[Begin Stored data]

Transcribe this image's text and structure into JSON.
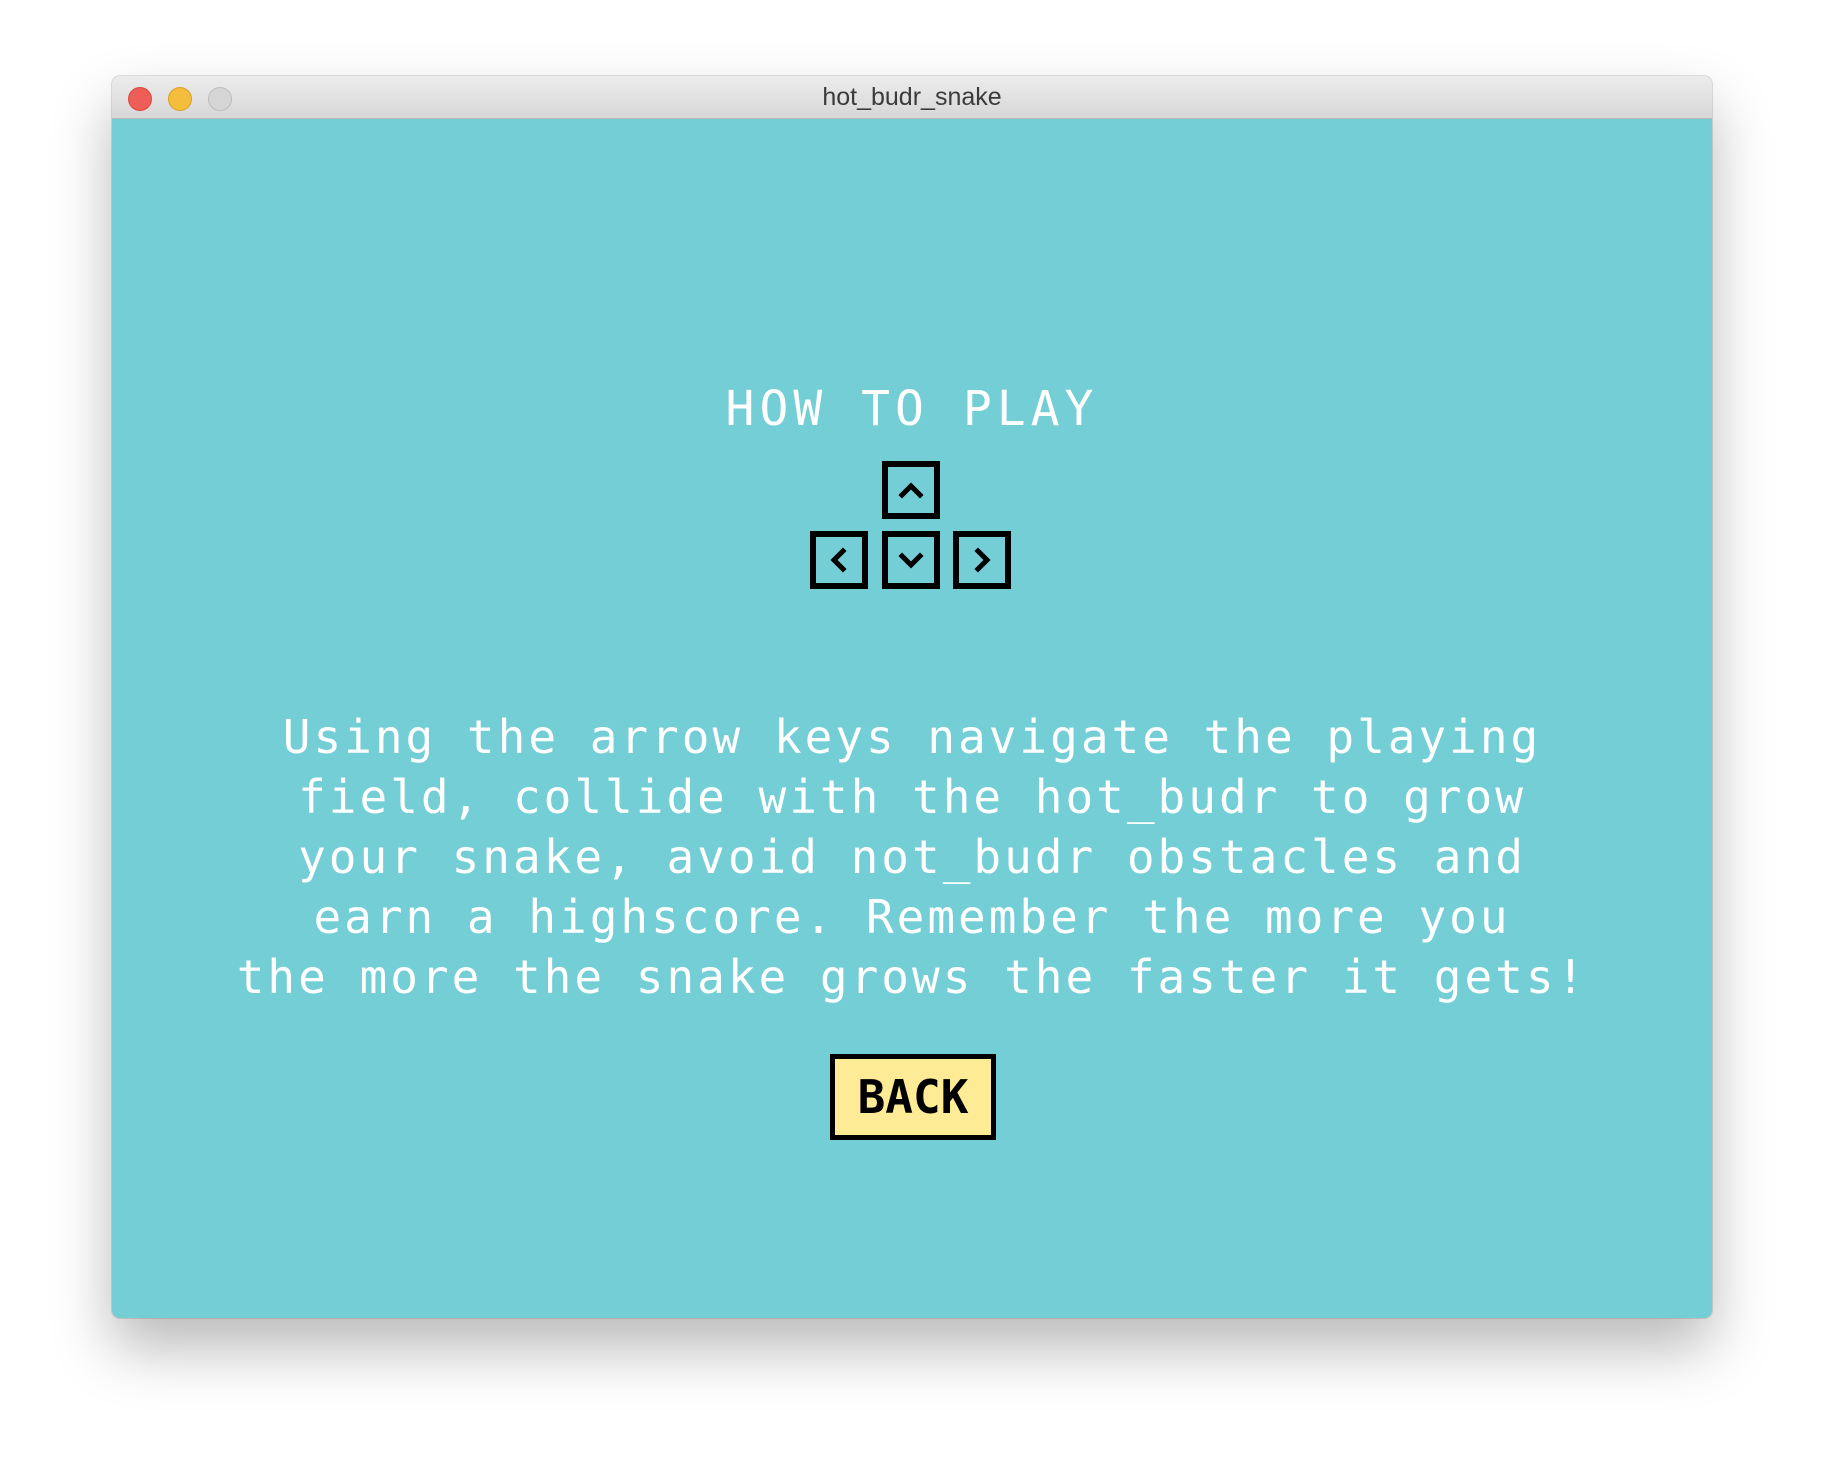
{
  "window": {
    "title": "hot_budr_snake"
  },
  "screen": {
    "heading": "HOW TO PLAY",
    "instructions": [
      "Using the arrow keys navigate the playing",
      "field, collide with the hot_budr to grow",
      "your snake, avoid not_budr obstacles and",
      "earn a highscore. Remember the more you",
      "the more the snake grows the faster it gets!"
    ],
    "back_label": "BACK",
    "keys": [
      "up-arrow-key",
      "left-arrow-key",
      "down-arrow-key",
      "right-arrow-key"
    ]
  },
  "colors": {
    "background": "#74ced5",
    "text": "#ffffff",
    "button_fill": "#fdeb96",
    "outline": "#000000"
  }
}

[End Stored data]

### What is expected
The answer should be a single number: the count of lines in the data that include the string "more".

### Task answer
2